# What the task requires:
Go through the records and give each one again exactly.

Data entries

--------------------------------------------------

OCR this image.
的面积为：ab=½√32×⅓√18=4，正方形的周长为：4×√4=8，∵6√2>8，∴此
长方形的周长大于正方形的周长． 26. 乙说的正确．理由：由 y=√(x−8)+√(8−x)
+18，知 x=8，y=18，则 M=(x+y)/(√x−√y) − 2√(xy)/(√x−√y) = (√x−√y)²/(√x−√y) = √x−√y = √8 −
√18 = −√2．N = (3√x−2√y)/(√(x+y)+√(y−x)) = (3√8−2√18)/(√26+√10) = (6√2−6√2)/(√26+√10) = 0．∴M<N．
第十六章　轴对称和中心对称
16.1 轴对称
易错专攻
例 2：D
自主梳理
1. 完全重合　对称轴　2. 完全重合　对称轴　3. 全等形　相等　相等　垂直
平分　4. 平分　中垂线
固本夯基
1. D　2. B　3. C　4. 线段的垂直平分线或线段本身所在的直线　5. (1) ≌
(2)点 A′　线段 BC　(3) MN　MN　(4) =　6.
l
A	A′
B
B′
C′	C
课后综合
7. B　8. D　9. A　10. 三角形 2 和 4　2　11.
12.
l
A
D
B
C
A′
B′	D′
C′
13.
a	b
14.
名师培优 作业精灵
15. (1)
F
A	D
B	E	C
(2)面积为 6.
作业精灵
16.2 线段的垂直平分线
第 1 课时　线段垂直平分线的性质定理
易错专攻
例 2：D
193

--------------------------------------------------

# Solution for this task:
OCR this image.
的面积为：ab=½√32×⅓√18=4，正方形的周长为：4×√4=8，∵6√2>8，∴此
长方形的周长大于正方形的周长． 26. 乙说的正确．理由：由 y=√(x−8)+√(8−x)
+18，知 x=8，y=18，则 M=(x+y)/(√x−√y) − 2√(xy)/(√x−√y) = (√x−√y)²/(√x−√y) = √x−√y = √8 −
√18 = −√2．N = (3√x−2√y)/(√(x+y)+√(y−x)) = (3√8−2√18)/(√26+√10) = (6√2−6√2)/(√26+√10) = 0．∴M<N．
第十六章　轴对称和中心对称
16.1 轴对称
易错专攻
例 2：D
自主梳理
1. 完全重合　对称轴　2. 完全重合　对称轴　3. 全等形　相等　相等　垂直
平分　4. 平分　中垂线
固本夯基
1. D　2. B　3. C　4. 线段的垂直平分线或线段本身所在的直线　5. (1) ≌
(2)点 A′　线段 BC　(3) MN　MN　(4) =　6.
l
A	A′
B
B′
C′	C
课后综合
7. B　8. D　9. A　10. 三角形 2 和 4　2　11.
12.
l
A
D
B
C
A′
B′	D′
C′
13.
a	b
14.
名师培优 作业精灵
15. (1)
F
A	D
B	E	C
(2)面积为 6.
作业精灵
16.2 线段的垂直平分线
第 1 课时　线段垂直平分线的性质定理
易错专攻
例 2：D
193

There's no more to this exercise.